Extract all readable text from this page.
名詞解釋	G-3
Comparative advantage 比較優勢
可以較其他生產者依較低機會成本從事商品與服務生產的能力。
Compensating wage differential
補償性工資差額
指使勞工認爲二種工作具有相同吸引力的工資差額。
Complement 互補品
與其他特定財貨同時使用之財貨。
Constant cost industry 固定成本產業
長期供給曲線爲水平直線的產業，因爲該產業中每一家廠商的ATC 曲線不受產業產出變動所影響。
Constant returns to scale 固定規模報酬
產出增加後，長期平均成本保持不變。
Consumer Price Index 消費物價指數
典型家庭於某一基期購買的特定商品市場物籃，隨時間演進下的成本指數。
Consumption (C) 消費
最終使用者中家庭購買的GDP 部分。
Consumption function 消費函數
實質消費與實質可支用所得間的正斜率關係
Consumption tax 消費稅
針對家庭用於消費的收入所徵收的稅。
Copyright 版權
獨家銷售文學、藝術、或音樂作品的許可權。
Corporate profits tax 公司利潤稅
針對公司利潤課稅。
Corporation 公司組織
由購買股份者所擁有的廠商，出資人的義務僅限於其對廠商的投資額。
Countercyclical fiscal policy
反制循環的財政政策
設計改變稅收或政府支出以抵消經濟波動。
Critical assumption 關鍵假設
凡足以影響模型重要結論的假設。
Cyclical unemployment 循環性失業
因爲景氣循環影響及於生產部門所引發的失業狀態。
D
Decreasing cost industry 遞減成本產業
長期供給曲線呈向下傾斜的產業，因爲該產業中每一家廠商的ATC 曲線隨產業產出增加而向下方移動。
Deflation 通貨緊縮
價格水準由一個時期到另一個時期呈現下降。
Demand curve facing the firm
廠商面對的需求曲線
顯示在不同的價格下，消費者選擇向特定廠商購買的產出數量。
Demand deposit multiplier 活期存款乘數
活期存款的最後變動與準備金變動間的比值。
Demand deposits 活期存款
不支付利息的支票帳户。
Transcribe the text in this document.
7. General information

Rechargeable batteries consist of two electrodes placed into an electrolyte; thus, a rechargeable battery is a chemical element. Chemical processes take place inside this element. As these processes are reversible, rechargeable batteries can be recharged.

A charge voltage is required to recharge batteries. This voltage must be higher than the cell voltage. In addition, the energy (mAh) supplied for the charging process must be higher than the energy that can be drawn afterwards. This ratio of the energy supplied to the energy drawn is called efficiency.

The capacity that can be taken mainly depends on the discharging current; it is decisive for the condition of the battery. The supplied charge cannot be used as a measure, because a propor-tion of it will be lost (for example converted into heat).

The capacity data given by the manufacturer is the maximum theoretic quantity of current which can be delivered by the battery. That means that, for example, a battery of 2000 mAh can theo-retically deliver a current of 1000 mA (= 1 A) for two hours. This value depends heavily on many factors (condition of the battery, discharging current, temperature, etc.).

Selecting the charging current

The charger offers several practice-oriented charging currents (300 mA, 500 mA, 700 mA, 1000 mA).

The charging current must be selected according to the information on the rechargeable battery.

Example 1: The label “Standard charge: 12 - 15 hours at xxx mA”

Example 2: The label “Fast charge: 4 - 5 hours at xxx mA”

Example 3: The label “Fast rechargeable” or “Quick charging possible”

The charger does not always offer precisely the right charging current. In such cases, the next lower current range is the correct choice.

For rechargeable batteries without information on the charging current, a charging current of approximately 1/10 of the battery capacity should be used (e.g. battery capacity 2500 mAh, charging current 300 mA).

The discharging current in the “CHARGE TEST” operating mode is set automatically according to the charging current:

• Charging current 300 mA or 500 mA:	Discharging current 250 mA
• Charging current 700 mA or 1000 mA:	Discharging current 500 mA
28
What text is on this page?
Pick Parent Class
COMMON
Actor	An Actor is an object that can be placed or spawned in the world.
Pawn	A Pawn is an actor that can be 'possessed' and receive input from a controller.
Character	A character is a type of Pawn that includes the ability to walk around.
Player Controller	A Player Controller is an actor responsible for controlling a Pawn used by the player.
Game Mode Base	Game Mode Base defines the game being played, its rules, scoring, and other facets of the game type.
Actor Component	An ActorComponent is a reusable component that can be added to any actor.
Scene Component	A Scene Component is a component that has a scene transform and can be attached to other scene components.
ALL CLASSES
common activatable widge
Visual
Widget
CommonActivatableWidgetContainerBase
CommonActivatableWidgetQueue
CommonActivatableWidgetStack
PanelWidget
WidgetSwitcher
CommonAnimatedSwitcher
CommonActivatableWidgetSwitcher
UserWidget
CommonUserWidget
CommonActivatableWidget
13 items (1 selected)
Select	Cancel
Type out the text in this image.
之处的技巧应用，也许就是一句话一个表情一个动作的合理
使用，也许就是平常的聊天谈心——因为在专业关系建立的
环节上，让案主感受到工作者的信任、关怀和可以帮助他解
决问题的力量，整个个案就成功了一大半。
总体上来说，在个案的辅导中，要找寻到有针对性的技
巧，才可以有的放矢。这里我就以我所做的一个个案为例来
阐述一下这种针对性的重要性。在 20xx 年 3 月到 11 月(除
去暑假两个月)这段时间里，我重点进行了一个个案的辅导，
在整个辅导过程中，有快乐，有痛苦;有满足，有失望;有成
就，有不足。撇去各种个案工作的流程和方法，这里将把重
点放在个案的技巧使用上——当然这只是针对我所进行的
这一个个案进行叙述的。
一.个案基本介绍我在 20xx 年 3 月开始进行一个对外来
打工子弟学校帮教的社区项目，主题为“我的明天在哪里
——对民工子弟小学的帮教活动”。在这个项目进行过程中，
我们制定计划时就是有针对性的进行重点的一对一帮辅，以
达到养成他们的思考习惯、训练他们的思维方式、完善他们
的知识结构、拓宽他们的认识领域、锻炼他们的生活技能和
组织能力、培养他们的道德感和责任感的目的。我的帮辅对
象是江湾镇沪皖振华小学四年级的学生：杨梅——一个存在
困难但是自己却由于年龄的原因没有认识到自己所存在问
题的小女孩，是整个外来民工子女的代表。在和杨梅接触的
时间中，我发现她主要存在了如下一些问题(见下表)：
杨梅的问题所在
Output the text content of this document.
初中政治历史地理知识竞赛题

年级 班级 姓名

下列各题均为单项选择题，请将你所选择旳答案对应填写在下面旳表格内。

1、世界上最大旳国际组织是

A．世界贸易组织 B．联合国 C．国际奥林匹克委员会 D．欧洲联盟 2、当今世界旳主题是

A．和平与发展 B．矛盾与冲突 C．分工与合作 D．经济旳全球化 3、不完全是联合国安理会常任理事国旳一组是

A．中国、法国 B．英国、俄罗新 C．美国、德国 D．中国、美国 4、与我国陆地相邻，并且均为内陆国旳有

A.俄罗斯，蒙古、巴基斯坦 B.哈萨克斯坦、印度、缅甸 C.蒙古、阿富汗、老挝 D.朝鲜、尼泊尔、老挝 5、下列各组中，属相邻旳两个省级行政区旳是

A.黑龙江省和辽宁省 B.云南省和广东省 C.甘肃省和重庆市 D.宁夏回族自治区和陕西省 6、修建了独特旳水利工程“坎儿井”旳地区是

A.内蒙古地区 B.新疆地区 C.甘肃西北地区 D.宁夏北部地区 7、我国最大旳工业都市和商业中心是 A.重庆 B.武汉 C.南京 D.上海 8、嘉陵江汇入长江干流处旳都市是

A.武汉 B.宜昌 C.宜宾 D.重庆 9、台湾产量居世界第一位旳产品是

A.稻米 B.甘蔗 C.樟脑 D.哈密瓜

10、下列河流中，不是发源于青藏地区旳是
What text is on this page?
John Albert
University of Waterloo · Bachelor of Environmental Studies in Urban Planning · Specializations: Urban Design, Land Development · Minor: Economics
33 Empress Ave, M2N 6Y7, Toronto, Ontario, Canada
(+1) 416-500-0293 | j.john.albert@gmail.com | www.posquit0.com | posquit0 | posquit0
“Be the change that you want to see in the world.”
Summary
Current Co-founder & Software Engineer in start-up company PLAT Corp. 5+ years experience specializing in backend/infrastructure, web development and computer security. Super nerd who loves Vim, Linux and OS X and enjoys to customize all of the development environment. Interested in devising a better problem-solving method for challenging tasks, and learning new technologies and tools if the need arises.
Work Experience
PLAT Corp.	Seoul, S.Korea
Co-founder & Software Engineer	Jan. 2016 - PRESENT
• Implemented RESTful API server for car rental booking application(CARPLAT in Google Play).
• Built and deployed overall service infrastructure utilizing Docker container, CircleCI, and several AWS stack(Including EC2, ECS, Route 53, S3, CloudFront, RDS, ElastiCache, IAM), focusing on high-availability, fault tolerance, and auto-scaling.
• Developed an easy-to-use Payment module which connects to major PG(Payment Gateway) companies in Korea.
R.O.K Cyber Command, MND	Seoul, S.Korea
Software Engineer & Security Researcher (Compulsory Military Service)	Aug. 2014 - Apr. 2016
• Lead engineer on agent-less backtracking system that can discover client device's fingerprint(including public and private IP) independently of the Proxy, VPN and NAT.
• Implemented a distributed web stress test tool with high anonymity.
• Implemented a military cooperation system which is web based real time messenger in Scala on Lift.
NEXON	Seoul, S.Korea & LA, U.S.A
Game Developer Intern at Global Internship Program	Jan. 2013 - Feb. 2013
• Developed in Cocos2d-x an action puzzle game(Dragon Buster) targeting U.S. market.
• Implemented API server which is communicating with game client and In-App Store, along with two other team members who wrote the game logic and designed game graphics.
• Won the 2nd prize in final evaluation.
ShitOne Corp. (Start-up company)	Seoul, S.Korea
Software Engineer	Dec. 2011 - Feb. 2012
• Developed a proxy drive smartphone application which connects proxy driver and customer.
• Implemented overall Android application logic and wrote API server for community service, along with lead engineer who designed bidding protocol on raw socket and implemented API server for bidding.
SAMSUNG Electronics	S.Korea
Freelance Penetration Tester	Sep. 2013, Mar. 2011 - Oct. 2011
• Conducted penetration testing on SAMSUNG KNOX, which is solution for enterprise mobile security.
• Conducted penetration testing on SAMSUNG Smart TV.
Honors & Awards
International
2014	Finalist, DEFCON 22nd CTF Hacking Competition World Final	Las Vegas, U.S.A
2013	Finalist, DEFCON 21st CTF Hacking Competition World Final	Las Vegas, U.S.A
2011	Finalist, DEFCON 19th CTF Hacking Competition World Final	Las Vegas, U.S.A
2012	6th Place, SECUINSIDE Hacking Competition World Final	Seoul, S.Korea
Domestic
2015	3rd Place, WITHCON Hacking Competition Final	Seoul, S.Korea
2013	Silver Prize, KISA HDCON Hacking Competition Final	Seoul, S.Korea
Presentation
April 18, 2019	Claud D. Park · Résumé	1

→ EXERCISE
Filter out all lines lacking the word "along" and copy the rest.

→ PROBLEM SOLUTION
• Implemented API server which is communicating with game client and In-App Store, along with two other team members who wrote the game logic and designed game graphics.
• Implemented overall Android application logic and wrote API server for community service, along with lead engineer who designed bidding protocol on raw socket and implemented API server for bidding.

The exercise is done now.